═══ RECORD EXCERPTS ═══

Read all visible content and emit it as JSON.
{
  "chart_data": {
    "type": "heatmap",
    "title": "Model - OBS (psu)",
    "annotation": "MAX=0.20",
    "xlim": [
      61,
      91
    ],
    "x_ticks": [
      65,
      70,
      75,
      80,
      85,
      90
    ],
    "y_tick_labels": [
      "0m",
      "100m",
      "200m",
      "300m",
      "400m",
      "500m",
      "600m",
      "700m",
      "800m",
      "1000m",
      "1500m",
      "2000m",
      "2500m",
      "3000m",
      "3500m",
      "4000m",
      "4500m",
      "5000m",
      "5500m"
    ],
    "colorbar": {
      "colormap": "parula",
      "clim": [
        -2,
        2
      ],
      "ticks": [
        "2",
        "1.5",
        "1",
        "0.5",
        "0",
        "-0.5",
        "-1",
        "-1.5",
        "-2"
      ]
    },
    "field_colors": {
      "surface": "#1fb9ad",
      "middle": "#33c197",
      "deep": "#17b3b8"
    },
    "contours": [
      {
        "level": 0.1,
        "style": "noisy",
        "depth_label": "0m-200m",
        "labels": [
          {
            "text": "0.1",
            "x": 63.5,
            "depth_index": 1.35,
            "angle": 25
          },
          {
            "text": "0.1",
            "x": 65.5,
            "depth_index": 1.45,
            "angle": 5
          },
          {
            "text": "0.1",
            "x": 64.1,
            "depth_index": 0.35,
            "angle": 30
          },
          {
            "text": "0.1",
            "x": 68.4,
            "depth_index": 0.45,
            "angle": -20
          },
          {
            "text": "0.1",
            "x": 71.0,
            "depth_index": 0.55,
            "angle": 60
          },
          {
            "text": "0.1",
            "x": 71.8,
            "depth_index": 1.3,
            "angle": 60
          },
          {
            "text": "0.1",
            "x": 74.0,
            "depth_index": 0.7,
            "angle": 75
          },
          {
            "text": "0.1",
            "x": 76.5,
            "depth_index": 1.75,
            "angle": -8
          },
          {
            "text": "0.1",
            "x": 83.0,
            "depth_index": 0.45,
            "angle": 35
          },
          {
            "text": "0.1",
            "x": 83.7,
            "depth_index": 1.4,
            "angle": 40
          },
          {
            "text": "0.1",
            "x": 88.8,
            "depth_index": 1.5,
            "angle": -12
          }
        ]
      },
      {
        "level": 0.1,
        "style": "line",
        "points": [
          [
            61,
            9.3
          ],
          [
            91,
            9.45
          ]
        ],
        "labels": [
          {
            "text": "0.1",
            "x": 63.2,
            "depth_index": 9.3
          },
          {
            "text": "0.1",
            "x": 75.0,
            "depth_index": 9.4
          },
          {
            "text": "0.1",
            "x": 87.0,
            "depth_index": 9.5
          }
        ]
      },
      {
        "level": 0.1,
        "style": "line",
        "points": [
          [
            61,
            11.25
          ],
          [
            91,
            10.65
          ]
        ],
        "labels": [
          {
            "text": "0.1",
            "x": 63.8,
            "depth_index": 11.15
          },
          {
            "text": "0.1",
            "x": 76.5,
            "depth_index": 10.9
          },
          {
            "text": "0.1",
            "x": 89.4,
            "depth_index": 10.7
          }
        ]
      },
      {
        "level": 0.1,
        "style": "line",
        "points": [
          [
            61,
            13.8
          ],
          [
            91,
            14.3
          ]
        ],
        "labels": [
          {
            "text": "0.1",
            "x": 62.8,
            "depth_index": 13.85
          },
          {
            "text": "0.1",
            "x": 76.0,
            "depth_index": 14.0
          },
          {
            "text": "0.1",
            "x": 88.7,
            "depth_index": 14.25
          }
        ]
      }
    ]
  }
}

═══

- _AIM OF THE EXERCISE_: Give only a number: how many lines of the data hold the string "angle"?

- _THE ANSWER_: 11